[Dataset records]
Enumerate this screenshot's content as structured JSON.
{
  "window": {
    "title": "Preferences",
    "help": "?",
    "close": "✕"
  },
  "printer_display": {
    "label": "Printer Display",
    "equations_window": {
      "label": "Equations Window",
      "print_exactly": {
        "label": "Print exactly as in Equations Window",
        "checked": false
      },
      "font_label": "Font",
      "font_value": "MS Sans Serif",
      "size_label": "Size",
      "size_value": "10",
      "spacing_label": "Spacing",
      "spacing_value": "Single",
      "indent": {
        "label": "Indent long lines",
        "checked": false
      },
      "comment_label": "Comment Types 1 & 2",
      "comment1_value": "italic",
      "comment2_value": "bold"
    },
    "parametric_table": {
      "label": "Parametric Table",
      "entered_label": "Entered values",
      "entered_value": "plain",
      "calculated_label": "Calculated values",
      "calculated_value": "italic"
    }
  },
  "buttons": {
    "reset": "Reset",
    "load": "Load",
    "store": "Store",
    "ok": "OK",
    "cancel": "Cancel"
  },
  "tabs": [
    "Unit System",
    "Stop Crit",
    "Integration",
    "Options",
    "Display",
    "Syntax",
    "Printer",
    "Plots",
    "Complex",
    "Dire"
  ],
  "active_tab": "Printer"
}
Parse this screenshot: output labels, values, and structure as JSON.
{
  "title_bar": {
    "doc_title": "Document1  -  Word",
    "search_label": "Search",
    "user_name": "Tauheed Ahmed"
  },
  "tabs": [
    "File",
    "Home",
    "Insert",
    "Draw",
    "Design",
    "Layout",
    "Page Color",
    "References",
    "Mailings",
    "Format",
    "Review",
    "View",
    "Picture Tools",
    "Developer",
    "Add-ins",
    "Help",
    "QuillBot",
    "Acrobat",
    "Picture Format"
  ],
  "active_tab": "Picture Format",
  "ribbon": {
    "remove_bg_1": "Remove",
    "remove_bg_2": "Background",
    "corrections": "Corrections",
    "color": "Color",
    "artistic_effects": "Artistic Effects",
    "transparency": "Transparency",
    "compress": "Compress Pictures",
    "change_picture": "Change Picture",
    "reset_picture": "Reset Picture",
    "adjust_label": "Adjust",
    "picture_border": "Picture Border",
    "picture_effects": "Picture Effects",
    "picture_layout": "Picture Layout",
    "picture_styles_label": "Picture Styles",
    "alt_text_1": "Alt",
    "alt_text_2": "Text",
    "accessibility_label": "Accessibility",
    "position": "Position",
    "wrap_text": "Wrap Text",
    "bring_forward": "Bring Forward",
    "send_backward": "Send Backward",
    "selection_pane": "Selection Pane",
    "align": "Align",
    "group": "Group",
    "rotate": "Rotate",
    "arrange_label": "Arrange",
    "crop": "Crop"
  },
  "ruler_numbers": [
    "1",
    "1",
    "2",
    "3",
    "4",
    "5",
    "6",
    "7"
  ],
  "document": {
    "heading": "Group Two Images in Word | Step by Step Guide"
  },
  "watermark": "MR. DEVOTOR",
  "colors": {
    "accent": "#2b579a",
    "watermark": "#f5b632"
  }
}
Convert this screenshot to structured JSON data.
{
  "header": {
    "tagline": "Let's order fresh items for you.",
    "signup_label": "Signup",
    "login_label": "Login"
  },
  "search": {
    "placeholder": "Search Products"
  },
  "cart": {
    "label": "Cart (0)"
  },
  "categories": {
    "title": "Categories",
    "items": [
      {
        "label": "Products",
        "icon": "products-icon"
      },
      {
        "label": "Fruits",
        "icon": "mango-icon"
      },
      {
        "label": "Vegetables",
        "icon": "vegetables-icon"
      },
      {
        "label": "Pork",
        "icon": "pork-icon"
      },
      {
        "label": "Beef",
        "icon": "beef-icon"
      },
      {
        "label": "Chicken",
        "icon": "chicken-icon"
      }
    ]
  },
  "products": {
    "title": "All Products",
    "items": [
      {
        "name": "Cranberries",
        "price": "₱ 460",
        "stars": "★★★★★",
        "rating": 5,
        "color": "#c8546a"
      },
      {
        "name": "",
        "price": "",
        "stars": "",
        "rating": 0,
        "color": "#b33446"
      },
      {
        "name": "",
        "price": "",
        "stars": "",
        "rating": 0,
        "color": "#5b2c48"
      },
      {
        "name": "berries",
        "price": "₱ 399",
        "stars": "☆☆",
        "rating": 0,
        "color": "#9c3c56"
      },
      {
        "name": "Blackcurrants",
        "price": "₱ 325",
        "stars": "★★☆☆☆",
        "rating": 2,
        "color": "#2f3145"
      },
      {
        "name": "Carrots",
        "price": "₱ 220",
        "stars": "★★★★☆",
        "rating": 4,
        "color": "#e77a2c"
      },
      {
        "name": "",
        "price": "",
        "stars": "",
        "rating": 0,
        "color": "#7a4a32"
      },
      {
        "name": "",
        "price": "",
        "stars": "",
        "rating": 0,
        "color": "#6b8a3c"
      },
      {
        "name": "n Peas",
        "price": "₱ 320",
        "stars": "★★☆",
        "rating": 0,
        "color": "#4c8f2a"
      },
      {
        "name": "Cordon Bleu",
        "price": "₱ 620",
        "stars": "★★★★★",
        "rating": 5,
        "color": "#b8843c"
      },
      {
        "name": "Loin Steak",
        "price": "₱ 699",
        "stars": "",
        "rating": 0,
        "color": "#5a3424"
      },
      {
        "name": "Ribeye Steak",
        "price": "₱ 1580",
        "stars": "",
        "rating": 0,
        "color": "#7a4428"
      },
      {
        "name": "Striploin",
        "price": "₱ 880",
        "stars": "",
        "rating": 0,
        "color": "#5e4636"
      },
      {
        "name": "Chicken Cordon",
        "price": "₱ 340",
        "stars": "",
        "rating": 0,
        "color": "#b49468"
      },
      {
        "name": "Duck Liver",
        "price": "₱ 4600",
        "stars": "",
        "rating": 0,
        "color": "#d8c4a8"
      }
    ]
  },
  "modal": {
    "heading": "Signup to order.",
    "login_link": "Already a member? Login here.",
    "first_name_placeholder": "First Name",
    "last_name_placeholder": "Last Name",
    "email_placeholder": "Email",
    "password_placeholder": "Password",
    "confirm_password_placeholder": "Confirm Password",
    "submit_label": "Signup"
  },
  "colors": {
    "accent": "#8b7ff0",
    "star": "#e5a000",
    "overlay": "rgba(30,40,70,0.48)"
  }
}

## [Task]
Scan the material above. Extract every line in which the word "heading" occurs.

## [Solution to this problem]
    "heading": "Group Two Images in Word | Step by Step Guide"
    "heading": "Signup to order.",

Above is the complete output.